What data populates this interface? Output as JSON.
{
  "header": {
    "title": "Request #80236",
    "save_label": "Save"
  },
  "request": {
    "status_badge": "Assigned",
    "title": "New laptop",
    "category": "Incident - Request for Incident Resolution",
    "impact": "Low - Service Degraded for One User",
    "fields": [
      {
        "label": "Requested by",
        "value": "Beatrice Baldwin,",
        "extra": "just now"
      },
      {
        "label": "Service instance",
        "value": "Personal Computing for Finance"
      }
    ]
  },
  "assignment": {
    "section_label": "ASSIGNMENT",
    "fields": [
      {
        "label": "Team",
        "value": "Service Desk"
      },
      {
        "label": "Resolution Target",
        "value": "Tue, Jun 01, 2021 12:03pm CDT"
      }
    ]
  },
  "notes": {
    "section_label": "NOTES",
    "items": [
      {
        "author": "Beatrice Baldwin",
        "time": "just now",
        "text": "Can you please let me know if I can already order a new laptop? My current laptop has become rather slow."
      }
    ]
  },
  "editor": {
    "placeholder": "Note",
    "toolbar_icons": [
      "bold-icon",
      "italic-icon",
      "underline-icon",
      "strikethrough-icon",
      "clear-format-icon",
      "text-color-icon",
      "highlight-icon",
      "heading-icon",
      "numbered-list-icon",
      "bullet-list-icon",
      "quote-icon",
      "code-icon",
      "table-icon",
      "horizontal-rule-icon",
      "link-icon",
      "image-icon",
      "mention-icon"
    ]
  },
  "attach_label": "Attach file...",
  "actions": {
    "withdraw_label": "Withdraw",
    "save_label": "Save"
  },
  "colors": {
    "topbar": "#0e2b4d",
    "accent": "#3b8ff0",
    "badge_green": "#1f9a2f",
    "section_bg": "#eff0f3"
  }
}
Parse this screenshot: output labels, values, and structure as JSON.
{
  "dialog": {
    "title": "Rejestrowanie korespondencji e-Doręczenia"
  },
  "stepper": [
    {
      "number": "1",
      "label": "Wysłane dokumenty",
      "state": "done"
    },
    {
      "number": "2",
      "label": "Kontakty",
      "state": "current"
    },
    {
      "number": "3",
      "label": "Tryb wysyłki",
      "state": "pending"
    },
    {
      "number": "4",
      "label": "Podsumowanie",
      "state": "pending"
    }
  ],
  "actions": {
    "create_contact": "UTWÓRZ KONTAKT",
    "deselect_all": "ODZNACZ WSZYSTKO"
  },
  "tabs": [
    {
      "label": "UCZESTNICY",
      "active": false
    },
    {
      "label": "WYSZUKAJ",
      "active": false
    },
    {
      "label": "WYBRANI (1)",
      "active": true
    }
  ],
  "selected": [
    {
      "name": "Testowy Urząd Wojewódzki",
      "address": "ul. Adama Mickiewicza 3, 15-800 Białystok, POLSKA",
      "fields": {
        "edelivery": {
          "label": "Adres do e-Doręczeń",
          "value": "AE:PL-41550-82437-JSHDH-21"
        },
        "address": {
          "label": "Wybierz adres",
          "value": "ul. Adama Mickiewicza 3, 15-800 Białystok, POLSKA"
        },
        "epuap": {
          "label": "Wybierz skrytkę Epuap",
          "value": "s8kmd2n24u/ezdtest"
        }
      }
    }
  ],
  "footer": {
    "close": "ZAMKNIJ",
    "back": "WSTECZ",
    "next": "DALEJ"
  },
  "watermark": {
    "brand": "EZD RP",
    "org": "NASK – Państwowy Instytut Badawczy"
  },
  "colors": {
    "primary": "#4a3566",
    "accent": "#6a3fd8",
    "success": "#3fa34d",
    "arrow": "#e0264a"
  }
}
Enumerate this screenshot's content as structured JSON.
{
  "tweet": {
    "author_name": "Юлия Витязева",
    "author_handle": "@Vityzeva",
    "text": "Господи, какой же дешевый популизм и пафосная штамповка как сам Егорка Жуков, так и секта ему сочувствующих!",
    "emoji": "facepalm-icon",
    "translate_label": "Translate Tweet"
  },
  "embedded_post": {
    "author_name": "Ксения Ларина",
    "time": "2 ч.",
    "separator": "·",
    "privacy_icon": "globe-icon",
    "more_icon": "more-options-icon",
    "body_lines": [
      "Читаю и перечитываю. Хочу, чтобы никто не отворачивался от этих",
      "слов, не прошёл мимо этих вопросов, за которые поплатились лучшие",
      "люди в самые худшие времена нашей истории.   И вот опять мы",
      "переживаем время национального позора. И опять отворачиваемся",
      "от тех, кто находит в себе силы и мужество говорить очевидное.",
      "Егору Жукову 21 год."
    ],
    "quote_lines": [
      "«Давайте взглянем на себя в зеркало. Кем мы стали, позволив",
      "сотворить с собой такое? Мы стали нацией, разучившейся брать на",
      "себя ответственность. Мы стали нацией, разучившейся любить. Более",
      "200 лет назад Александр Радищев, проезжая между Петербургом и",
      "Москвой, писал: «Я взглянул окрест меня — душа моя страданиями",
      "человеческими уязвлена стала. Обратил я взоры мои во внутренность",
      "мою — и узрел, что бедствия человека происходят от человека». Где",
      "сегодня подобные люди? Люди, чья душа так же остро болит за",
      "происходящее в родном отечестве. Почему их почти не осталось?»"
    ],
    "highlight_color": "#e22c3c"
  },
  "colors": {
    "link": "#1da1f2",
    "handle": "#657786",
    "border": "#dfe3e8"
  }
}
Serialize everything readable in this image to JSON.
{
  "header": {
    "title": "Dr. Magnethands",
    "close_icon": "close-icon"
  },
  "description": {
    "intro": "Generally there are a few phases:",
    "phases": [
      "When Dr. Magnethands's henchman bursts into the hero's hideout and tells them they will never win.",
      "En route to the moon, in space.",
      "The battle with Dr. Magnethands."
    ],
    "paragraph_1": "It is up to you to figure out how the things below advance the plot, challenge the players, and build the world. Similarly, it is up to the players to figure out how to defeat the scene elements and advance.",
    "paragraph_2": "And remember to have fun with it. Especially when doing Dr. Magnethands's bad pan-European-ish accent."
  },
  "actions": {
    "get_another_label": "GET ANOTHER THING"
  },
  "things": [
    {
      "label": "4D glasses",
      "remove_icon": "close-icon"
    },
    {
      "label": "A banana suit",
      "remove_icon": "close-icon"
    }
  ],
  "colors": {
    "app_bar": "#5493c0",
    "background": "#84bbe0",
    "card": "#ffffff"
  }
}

_____

◆ Exercise brief ◆
Write down every line of the data above that includes the string "Wybierz".

◆ Result of the exercise ◆
          "label": "Wybierz adres",
          "label": "Wybierz skrytkę Epuap",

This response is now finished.